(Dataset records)

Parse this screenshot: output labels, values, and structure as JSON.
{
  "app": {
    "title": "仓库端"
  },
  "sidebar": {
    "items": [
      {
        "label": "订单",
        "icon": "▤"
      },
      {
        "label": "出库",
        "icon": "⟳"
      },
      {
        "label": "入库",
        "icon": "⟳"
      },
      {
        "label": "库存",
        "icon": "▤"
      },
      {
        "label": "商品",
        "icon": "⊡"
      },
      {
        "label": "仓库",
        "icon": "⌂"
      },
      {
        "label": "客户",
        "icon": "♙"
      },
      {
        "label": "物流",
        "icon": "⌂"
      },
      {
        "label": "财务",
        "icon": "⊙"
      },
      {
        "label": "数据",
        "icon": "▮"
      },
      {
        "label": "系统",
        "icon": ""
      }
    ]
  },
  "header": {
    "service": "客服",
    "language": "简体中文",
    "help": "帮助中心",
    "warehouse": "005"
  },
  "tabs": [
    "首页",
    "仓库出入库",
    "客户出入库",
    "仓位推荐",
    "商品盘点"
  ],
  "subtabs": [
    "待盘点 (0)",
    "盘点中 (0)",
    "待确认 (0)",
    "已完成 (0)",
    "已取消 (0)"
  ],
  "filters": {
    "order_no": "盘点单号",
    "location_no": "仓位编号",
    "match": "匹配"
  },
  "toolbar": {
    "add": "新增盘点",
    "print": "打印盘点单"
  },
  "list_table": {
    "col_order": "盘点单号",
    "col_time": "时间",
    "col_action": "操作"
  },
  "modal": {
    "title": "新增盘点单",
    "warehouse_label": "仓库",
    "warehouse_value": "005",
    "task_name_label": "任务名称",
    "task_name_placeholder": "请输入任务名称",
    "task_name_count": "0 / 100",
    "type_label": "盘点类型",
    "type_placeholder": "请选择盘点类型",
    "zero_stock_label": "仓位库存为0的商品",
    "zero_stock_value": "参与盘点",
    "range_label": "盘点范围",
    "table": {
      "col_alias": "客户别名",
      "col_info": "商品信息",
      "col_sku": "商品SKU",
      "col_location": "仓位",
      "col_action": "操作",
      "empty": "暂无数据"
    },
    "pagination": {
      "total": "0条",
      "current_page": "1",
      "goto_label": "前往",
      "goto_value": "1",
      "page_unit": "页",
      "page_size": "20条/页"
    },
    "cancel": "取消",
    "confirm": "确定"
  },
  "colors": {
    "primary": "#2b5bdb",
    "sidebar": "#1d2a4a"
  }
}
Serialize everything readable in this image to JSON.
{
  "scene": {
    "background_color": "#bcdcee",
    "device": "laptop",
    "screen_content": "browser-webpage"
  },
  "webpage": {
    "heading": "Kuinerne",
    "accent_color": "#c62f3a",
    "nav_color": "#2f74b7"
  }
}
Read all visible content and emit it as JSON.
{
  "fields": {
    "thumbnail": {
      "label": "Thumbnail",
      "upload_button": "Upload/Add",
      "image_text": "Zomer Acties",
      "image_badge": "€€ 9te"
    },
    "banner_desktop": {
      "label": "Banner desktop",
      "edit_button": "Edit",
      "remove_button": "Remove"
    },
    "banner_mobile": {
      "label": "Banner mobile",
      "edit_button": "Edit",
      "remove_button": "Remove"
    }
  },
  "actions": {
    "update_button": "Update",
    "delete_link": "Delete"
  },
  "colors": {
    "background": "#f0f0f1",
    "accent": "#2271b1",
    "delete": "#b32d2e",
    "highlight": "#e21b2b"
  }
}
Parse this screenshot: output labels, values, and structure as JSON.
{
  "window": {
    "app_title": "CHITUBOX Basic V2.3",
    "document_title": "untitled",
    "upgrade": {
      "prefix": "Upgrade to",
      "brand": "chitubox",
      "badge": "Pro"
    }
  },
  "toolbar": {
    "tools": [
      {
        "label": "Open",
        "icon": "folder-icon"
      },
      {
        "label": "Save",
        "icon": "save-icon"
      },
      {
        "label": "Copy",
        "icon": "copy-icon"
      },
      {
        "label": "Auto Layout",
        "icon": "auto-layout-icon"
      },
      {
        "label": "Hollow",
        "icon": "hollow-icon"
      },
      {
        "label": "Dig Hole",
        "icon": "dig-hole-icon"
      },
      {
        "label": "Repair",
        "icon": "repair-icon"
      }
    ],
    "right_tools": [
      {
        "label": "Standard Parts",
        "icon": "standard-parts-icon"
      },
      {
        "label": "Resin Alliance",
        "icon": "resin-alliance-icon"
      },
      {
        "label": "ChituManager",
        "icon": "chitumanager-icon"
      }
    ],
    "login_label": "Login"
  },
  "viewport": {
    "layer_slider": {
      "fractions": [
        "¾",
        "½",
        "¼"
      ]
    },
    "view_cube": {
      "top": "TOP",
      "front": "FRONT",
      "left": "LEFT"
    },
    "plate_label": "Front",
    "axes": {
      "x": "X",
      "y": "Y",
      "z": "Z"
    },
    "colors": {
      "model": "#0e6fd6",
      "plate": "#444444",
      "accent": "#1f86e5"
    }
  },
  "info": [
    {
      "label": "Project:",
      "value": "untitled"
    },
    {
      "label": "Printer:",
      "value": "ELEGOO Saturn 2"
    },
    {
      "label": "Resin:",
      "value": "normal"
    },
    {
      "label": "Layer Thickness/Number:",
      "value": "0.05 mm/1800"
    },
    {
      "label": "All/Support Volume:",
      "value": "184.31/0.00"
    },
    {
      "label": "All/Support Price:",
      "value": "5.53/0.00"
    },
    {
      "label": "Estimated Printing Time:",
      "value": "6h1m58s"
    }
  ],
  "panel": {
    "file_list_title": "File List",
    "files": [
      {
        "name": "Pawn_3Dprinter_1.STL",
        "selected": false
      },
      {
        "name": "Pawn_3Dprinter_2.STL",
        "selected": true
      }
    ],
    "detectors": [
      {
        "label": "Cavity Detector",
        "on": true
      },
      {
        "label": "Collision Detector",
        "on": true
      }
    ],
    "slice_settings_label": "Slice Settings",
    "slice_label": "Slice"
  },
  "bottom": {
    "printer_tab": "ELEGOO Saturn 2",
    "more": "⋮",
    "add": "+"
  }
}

_What you have to do_: Write out all of the records above exactly as they appear.

_Full solution_:
Parse this screenshot: output labels, values, and structure as JSON.
{
  "app": {
    "title": "仓库端"
  },
  "sidebar": {
    "items": [
      {
        "label": "订单",
        "icon": "▤"
      },
      {
        "label": "出库",
        "icon": "⟳"
      },
      {
        "label": "入库",
        "icon": "⟳"
      },
      {
        "label": "库存",
        "icon": "▤"
      },
      {
        "label": "商品",
        "icon": "⊡"
      },
      {
        "label": "仓库",
        "icon": "⌂"
      },
      {
        "label": "客户",
        "icon": "♙"
      },
      {
        "label": "物流",
        "icon": "⌂"
      },
      {
        "label": "财务",
        "icon": "⊙"
      },
      {
        "label": "数据",
        "icon": "▮"
      },
      {
        "label": "系统",
        "icon": ""
      }
    ]
  },
  "header": {
    "service": "客服",
    "language": "简体中文",
    "help": "帮助中心",
    "warehouse": "005"
  },
  "tabs": [
    "首页",
    "仓库出入库",
    "客户出入库",
    "仓位推荐",
    "商品盘点"
  ],
  "subtabs": [
    "待盘点 (0)",
    "盘点中 (0)",
    "待确认 (0)",
    "已完成 (0)",
    "已取消 (0)"
  ],
  "filters": {
    "order_no": "盘点单号",
    "location_no": "仓位编号",
    "match": "匹配"
  },
  "toolbar": {
    "add": "新增盘点",
    "print": "打印盘点单"
  },
  "list_table": {
    "col_order": "盘点单号",
    "col_time": "时间",
    "col_action": "操作"
  },
  "modal": {
    "title": "新增盘点单",
    "warehouse_label": "仓库",
    "warehouse_value": "005",
    "task_name_label": "任务名称",
    "task_name_placeholder": "请输入任务名称",
    "task_name_count": "0 / 100",
    "type_label": "盘点类型",
    "type_placeholder": "请选择盘点类型",
    "zero_stock_label": "仓位库存为0的商品",
    "zero_stock_value": "参与盘点",
    "range_label": "盘点范围",
    "table": {
      "col_alias": "客户别名",
      "col_info": "商品信息",
      "col_sku": "商品SKU",
      "col_location": "仓位",
      "col_action": "操作",
      "empty": "暂无数据"
    },
    "pagination": {
      "total": "0条",
      "current_page": "1",
      "goto_label": "前往",
      "goto_value": "1",
      "page_unit": "页",
      "page_size": "20条/页"
    },
    "cancel": "取消",
    "confirm": "确定"
  },
  "colors": {
    "primary": "#2b5bdb",
    "sidebar": "#1d2a4a"
  }
}
Serialize everything readable in this image to JSON.
{
  "scene": {
    "background_color": "#bcdcee",
    "device": "laptop",
    "screen_content": "browser-webpage"
  },
  "webpage": {
    "heading": "Kuinerne",
    "accent_color": "#c62f3a",
    "nav_color": "#2f74b7"
  }
}
Read all visible content and emit it as JSON.
{
  "fields": {
    "thumbnail": {
      "label": "Thumbnail",
      "upload_button": "Upload/Add",
      "image_text": "Zomer Acties",
      "image_badge": "€€ 9te"
    },
    "banner_desktop": {
      "label": "Banner desktop",
      "edit_button": "Edit",
      "remove_button": "Remove"
    },
    "banner_mobile": {
      "label": "Banner mobile",
      "edit_button": "Edit",
      "remove_button": "Remove"
    }
  },
  "actions": {
    "update_button": "Update",
    "delete_link": "Delete"
  },
  "colors": {
    "background": "#f0f0f1",
    "accent": "#2271b1",
    "delete": "#b32d2e",
    "highlight": "#e21b2b"
  }
}
Parse this screenshot: output labels, values, and structure as JSON.
{
  "window": {
    "app_title": "CHITUBOX Basic V2.3",
    "document_title": "untitled",
    "upgrade": {
      "prefix": "Upgrade to",
      "brand": "chitubox",
      "badge": "Pro"
    }
  },
  "toolbar": {
    "tools": [
      {
        "label": "Open",
        "icon": "folder-icon"
      },
      {
        "label": "Save",
        "icon": "save-icon"
      },
      {
        "label": "Copy",
        "icon": "copy-icon"
      },
      {
        "label": "Auto Layout",
        "icon": "auto-layout-icon"
      },
      {
        "label": "Hollow",
        "icon": "hollow-icon"
      },
      {
        "label": "Dig Hole",
        "icon": "dig-hole-icon"
      },
      {
        "label": "Repair",
        "icon": "repair-icon"
      }
    ],
    "right_tools": [
      {
        "label": "Standard Parts",
        "icon": "standard-parts-icon"
      },
      {
        "label": "Resin Alliance",
        "icon": "resin-alliance-icon"
      },
      {
        "label": "ChituManager",
        "icon": "chitumanager-icon"
      }
    ],
    "login_label": "Login"
  },
  "viewport": {
    "layer_slider": {
      "fractions": [
        "¾",
        "½",
        "¼"
      ]
    },
    "view_cube": {
      "top": "TOP",
      "front": "FRONT",
      "left": "LEFT"
    },
    "plate_label": "Front",
    "axes": {
      "x": "X",
      "y": "Y",
      "z": "Z"
    },
    "colors": {
      "model": "#0e6fd6",
      "plate": "#444444",
      "accent": "#1f86e5"
    }
  },
  "info": [
    {
      "label": "Project:",
      "value": "untitled"
    },
    {
      "label": "Printer:",
      "value": "ELEGOO Saturn 2"
    },
    {
      "label": "Resin:",
      "value": "normal"
    },
    {
      "label": "Layer Thickness/Number:",
      "value": "0.05 mm/1800"
    },
    {
      "label": "All/Support Volume:",
      "value": "184.31/0.00"
    },
    {
      "label": "All/Support Price:",
      "value": "5.53/0.00"
    },
    {
      "label": "Estimated Printing Time:",
      "value": "6h1m58s"
    }
  ],
  "panel": {
    "file_list_title": "File List",
    "files": [
      {
        "name": "Pawn_3Dprinter_1.STL",
        "selected": false
      },
      {
        "name": "Pawn_3Dprinter_2.STL",
        "selected": true
      }
    ],
    "detectors": [
      {
        "label": "Cavity Detector",
        "on": true
      },
      {
        "label": "Collision Detector",
        "on": true
      }
    ],
    "slice_settings_label": "Slice Settings",
    "slice_label": "Slice"
  },
  "bottom": {
    "printer_tab": "ELEGOO Saturn 2",
    "more": "⋮",
    "add": "+"
  }
}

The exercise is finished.